» PROBLEM TO SOLVE
Return every line of the data below that includes the string "text".

» A block of data
::::::

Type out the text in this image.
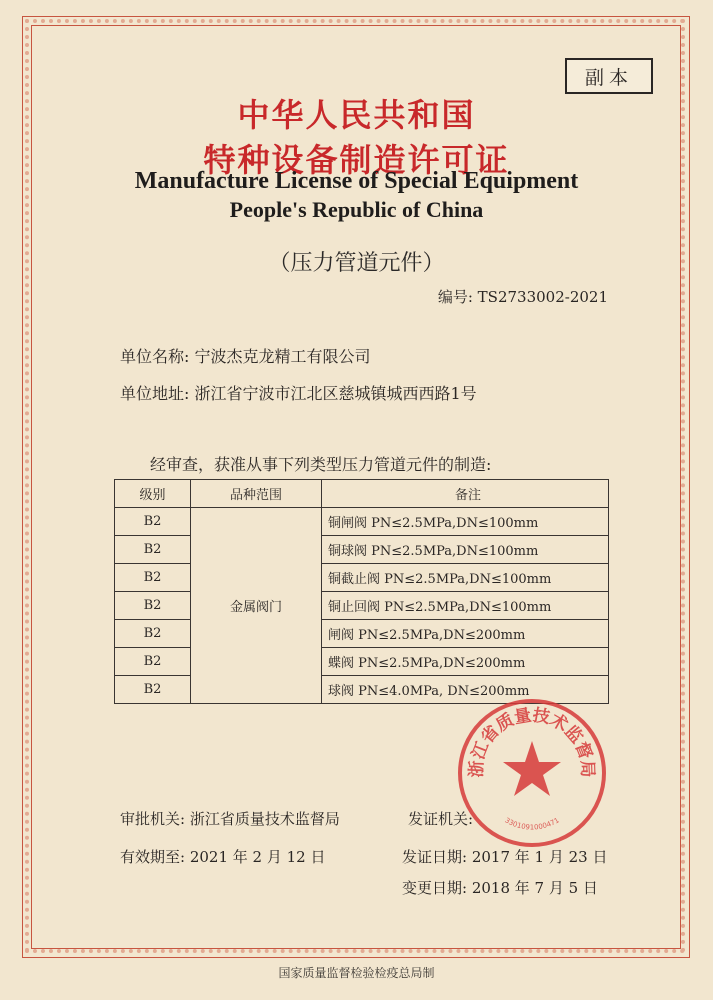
副本
中华人民共和国
特种设备制造许可证
Manufacture License of Special Equipment
People's Republic of China
（压力管道元件）
编号: TS2733002-2021
单位名称: 宁波杰克龙精工有限公司
单位地址: 浙江省宁波市江北区慈城镇城西西路1号
经审查，获准从事下列类型压力管道元件的制造:
级别	品种范围	备注
B2	金属阀门	铜闸阀 PN≤2.5MPa,DN≤100mm
B2		铜球阀 PN≤2.5MPa,DN≤100mm
B2		铜截止阀 PN≤2.5MPa,DN≤100mm
B2		铜止回阀 PN≤2.5MPa,DN≤100mm
B2		闸阀 PN≤2.5MPa,DN≤200mm
B2		蝶阀 PN≤2.5MPa,DN≤200mm
B2		球阀 PN≤4.0MPa, DN≤200mm
审批机关: 浙江省质量技术监督局	发证机关:
有效期至: 2021 年 2 月 12 日	发证日期: 2017 年 1 月 23 日
变更日期: 2018 年 7 月 5 日
浙江省质量技术监督局
3301091000471
国家质量监督检验检疫总局制
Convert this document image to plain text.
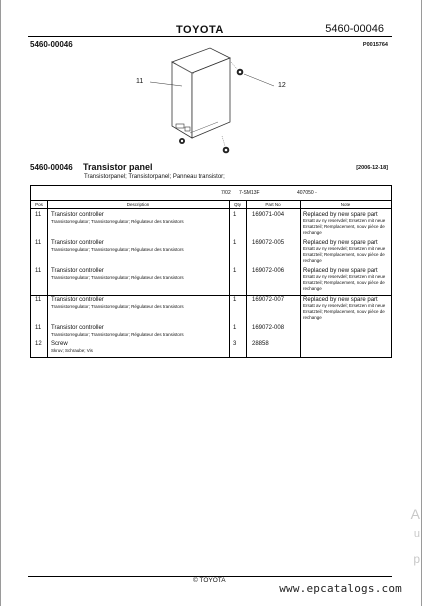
TOYOTA	5460-00046
5460-00046	P0015764
11
12
5460-00046 Transistor panel
Transistorpanel; Transistorpanel; Panneau transistor;
[2006-12-18]
7/02 7-SM13F	407050 -
Pos	Description	Qty	Part No	Note
11 Transistor controller
Transistorregulator; Transistorregulator; Régulateur des transistors
1	169071-004	Replaced by new spare part
Ersatt av ny reservdel; Ersetzen mit neue Ersatzteil; Remplacement, nouv pièce de rechange
11 Transistor controller
Transistorregulator; Transistorregulator; Régulateur des transistors
1	169072-005	Replaced by new spare part
Ersatt av ny reservdel; Ersetzen mit neue Ersatzteil; Remplacement, nouv pièce de rechange
11 Transistor controller
Transistorregulator; Transistorregulator; Régulateur des transistors
1	169072-006	Replaced by new spare part
Ersatt av ny reservdel; Ersetzen mit neue Ersatzteil; Remplacement, nouv pièce de rechange
11 Transistor controller
Transistorregulator; Transistorregulator; Régulateur des transistors
1	169072-007	Replaced by new spare part
Ersatt av ny reservdel; Ersetzen mit neue Ersatzteil; Remplacement, nouv pièce de rechange
11 Transistor controller
Transistorregulator; Transistorregulator; Régulateur des transistors
1	169072-008
12 Screw
Skruv; Schraube; Vis
3	28858
A
u
p
© TOYOTA
www.epcatalogs.com
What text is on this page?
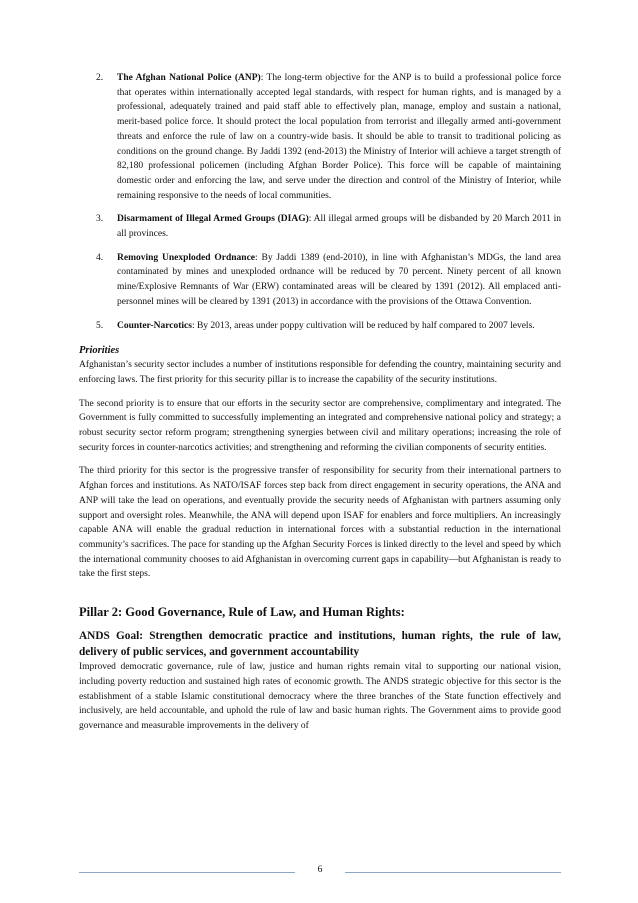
2. The Afghan National Police (ANP): The long-term objective for the ANP is to build a professional police force that operates within internationally accepted legal standards, with respect for human rights, and is managed by a professional, adequately trained and paid staff able to effectively plan, manage, employ and sustain a national, merit-based police force. It should protect the local population from terrorist and illegally armed anti-government threats and enforce the rule of law on a country-wide basis. It should be able to transit to traditional policing as conditions on the ground change. By Jaddi 1392 (end-2013) the Ministry of Interior will achieve a target strength of 82,180 professional policemen (including Afghan Border Police). This force will be capable of maintaining domestic order and enforcing the law, and serve under the direction and control of the Ministry of Interior, while remaining responsive to the needs of local communities.
3. Disarmament of Illegal Armed Groups (DIAG): All illegal armed groups will be disbanded by 20 March 2011 in all provinces.
4. Removing Unexploded Ordnance: By Jaddi 1389 (end-2010), in line with Afghanistan’s MDGs, the land area contaminated by mines and unexploded ordnance will be reduced by 70 percent. Ninety percent of all known mine/Explosive Remnants of War (ERW) contaminated areas will be cleared by 1391 (2012). All emplaced anti-personnel mines will be cleared by 1391 (2013) in accordance with the provisions of the Ottawa Convention.
5. Counter-Narcotics: By 2013, areas under poppy cultivation will be reduced by half compared to 2007 levels.
Priorities

Afghanistan’s security sector includes a number of institutions responsible for defending the country, maintaining security and enforcing laws. The first priority for this security pillar is to increase the capability of the security institutions.

The second priority is to ensure that our efforts in the security sector are comprehensive, complimentary and integrated. The Government is fully committed to successfully implementing an integrated and comprehensive national policy and strategy; a robust security sector reform program; strengthening synergies between civil and military operations; increasing the role of security forces in counter-narcotics activities; and strengthening and reforming the civilian components of security entities.

The third priority for this sector is the progressive transfer of responsibility for security from their international partners to Afghan forces and institutions. As NATO/ISAF forces step back from direct engagement in security operations, the ANA and ANP will take the lead on operations, and eventually provide the security needs of Afghanistan with partners assuming only support and oversight roles. Meanwhile, the ANA will depend upon ISAF for enablers and force multipliers. An increasingly capable ANA will enable the gradual reduction in international forces with a substantial reduction in the international community’s sacrifices. The pace for standing up the Afghan Security Forces is linked directly to the level and speed by which the international community chooses to aid Afghanistan in overcoming current gaps in capability—but Afghanistan is ready to take the first steps.

Pillar 2: Good Governance, Rule of Law, and Human Rights:
ANDS Goal: Strengthen democratic practice and institutions, human rights, the rule of law, delivery of public services, and government accountability

Improved democratic governance, rule of law, justice and human rights remain vital to supporting our national vision, including poverty reduction and sustained high rates of economic growth. The ANDS strategic objective for this sector is the establishment of a stable Islamic constitutional democracy where the three branches of the State function effectively and inclusively, are held accountable, and uphold the rule of law and basic human rights. The Government aims to provide good governance and measurable improvements in the delivery of

6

::::::

» OUTPUT OF THE TASK
Type out the text in this image.
Convert this document image to plain text.
What text is on this page?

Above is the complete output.